EXCERPTED TEXT:
====

We also to date will not be able to estimate the impacts of the Covid-19 pandemic on the most vulnerable populations, like the migrants from Venezuela. These migrants are living in severe crowded conditions, in which maintaining physical distancing is almost impossible due to the characteristics of the shelters which included tends with almost 10 persons each one and one common area to offer meals with tables and chairs without the recommended physical distance. Official report on June 9, 2020 from the Brazilian Army indicated that 96 of their members who were based at the UN shelters tested positive for coronavirus, as well as 82 Venezuelan migrants including 7 deaths31–33.
At this time, access to SRH services and use of these services is expected to also become compromised among this migrant population34. These issues are already impacting the Venezuelan migrant population in the Roraima state, as per our study results. With that being said, it is crucial to emphasize that the maintenance of the essential SRH services among these women migrant population in these difficult times of Covid-19 is pivotal to respond to the pressing SRH needs of these migrant women35.

====

DATA:
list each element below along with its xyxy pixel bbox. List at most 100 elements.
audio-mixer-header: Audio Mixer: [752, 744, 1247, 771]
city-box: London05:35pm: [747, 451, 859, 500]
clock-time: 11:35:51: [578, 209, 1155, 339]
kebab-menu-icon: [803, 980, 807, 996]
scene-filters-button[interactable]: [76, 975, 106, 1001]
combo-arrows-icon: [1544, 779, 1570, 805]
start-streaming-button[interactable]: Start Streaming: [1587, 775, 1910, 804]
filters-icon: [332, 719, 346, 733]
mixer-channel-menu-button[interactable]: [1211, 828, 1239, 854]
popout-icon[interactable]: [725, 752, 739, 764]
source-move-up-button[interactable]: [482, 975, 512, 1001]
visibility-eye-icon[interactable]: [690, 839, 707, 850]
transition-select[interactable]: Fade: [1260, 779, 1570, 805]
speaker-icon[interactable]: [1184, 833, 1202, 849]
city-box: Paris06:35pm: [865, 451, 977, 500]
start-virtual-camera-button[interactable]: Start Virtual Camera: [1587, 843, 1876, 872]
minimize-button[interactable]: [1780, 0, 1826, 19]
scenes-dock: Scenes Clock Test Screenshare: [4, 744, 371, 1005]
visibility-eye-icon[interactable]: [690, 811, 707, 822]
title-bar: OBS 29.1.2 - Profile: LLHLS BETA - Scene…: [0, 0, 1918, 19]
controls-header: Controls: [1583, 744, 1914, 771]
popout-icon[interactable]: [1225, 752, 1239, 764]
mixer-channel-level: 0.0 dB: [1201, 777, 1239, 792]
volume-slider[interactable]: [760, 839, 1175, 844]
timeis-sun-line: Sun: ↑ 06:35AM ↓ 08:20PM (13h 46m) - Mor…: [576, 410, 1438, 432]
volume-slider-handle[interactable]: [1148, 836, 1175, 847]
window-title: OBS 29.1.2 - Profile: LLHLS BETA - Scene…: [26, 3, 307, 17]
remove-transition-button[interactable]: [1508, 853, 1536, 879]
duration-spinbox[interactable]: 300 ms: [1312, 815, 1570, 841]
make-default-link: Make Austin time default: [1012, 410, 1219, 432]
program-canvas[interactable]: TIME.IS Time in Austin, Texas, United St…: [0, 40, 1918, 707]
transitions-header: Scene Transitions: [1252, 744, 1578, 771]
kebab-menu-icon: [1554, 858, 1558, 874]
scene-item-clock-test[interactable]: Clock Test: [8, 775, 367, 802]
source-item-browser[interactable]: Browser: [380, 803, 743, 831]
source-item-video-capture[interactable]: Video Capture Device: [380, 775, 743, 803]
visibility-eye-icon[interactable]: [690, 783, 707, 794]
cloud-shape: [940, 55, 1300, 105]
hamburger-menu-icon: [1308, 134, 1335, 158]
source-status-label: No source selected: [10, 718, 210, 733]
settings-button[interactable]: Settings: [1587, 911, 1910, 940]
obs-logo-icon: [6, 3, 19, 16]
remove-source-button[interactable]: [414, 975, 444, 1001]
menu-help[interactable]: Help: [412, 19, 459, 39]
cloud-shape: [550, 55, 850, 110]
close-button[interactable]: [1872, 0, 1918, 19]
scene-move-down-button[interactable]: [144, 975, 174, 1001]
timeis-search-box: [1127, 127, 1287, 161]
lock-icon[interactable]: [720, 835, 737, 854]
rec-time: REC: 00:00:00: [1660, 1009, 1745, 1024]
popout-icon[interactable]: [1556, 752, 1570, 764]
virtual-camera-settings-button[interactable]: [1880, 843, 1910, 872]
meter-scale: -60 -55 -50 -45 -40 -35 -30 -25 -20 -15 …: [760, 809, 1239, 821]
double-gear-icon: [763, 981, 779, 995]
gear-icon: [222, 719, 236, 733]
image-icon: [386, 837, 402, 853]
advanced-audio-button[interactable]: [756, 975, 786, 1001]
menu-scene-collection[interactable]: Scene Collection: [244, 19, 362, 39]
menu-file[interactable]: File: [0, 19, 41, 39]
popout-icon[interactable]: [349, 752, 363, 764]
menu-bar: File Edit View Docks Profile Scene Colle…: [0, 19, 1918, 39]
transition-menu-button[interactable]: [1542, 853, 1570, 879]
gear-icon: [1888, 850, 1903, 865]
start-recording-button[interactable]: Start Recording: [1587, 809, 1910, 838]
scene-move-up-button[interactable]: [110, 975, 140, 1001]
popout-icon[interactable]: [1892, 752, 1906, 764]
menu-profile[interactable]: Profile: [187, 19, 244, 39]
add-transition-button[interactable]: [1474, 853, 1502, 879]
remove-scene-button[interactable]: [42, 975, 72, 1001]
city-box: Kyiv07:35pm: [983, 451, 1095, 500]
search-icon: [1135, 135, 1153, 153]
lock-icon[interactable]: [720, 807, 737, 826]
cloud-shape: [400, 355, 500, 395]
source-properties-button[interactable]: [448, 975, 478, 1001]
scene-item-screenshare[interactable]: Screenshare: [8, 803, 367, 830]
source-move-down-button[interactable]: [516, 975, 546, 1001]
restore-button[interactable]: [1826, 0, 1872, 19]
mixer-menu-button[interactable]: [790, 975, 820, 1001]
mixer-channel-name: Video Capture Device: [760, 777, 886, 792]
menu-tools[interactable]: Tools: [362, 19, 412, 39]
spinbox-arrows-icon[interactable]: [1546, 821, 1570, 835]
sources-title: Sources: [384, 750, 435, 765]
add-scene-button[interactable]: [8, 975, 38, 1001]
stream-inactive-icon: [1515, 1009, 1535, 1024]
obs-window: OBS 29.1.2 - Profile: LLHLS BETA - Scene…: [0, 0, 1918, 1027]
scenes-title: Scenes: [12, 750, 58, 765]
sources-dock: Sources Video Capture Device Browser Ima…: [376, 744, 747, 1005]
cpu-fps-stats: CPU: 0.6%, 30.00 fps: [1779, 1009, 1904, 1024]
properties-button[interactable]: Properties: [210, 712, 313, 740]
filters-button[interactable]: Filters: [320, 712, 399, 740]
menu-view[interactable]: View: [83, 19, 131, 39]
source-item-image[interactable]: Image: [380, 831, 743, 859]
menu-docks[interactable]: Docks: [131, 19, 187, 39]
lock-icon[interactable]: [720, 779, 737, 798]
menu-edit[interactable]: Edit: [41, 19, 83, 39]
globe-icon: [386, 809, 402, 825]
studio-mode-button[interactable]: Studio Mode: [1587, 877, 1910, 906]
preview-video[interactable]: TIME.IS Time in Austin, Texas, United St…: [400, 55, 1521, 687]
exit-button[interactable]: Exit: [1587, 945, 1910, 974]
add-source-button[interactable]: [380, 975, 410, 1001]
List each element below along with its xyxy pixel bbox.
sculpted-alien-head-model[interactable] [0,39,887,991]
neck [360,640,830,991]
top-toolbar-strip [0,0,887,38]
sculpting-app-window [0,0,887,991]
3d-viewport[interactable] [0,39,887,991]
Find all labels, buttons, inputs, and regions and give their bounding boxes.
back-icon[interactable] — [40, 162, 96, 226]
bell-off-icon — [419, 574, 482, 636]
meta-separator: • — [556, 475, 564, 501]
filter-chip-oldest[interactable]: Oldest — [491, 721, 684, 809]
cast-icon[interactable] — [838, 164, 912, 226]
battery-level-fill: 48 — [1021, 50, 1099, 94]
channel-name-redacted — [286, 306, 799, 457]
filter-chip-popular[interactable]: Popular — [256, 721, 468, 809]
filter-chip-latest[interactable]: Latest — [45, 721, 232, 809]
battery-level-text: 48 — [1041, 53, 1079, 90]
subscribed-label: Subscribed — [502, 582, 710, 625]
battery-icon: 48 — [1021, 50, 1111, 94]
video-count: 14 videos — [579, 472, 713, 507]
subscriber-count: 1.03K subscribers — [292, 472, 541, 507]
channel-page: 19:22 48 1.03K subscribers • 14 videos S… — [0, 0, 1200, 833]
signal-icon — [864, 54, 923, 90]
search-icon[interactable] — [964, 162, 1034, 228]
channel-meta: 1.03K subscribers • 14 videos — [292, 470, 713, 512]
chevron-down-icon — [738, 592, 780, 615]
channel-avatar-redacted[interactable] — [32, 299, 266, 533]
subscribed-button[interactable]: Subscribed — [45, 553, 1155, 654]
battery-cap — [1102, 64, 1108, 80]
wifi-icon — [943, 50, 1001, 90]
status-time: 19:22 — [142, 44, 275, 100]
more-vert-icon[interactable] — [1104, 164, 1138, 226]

====

PROBLEMS AND TASKS:
1 – Answer these from the excerpt on Covid-19 and Venezuelan migrants:
(a) Which organization issued the official report dated June 9, 2020?
(b) How many Venezuelan migrants tested positive, according to that report?
(c) In which Brazilian state is the Venezuelan migrant population named in the study results?
2 – Return the part of the excerpt on Covid-19 and Venezuelan migrants from "At this time, access" to "these migrant women35.".

SOLUTIONS IN ORDER:
1 –
(a) The Brazilian Army
(b) 82, including 7 deaths
(c) Roraima

2 –
At this time, access to SRH services and use of these services is expected to also become compromised among this migrant population34. These issues are already impacting the Venezuelan migrant population in the Roraima state, as per our study results. With that being said, it is crucial to emphasize that the maintenance of the essential SRH services among these women migrant population in these difficult times of Covid-19 is pivotal to respond to the pressing SRH needs of these migrant women35.